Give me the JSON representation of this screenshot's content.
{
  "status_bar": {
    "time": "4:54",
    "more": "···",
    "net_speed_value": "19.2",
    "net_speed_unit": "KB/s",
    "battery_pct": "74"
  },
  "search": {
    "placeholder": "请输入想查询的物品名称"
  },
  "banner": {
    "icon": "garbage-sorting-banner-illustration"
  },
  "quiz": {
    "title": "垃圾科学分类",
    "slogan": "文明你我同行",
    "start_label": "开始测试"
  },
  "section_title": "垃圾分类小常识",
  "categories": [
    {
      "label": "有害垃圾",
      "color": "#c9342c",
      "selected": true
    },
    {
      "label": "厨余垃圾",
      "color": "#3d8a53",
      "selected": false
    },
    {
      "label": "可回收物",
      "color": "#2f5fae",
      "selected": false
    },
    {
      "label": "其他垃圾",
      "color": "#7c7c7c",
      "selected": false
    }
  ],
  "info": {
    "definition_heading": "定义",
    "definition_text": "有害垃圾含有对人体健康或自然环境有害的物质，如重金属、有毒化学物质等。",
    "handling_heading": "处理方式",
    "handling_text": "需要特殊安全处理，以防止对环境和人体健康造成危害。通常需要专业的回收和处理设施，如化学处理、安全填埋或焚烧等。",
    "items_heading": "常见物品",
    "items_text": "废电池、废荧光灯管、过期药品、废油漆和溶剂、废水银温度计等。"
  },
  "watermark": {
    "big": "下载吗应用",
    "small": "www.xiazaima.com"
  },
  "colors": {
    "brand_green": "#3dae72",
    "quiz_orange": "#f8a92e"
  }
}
= = = = =
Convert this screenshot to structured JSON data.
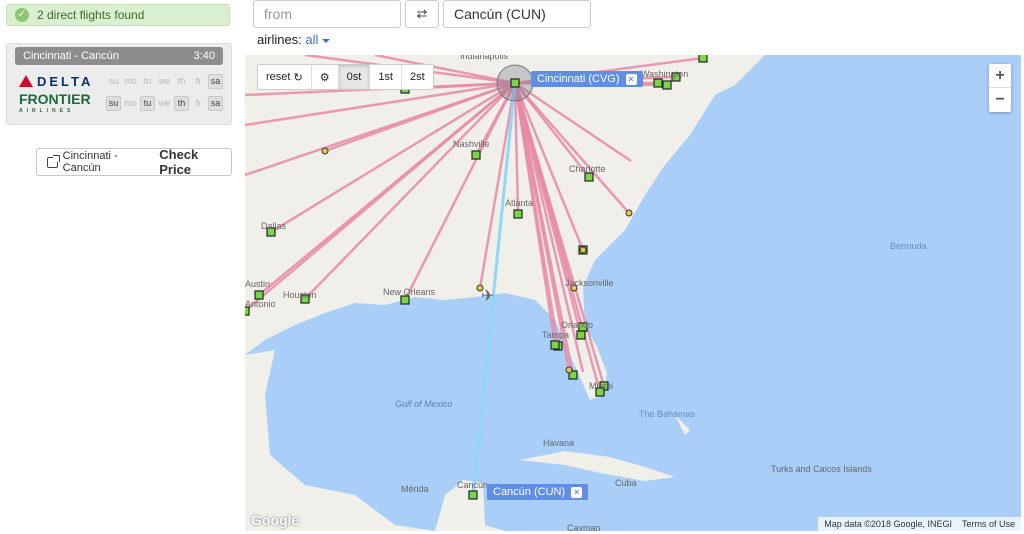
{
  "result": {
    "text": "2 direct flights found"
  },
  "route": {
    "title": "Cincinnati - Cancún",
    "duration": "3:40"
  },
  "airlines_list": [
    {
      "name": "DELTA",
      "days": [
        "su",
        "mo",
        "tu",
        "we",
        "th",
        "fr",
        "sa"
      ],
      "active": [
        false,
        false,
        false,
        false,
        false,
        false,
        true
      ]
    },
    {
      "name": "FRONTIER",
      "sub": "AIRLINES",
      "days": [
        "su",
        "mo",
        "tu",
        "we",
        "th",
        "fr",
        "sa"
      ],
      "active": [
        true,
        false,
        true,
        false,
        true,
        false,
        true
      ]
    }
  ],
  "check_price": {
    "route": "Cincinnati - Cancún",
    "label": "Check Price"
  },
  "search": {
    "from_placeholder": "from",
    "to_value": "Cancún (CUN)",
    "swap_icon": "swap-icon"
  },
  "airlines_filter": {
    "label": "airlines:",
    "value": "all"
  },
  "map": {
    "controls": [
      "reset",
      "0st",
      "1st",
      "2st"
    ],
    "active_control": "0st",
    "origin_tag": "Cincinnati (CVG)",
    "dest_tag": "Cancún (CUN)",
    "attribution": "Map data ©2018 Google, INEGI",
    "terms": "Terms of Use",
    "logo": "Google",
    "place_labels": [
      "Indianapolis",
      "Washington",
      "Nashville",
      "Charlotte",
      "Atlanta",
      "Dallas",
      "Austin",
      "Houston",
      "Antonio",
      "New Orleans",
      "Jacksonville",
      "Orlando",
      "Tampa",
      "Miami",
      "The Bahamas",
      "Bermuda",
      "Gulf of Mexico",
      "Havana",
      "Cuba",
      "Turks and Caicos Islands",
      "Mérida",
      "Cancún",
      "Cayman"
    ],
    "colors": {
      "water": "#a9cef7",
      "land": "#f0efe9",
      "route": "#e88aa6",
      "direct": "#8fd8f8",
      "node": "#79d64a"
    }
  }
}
= = = = =
■ What is expected
From the listing above, copy all lines holding the word "Cancún".

■ Answer to the exercise
    "title": "Cincinnati - Cancún",
    "route": "Cincinnati - Cancún",
    "to_value": "Cancún (CUN)",
    "dest_tag": "Cancún (CUN)",
      "Cancún",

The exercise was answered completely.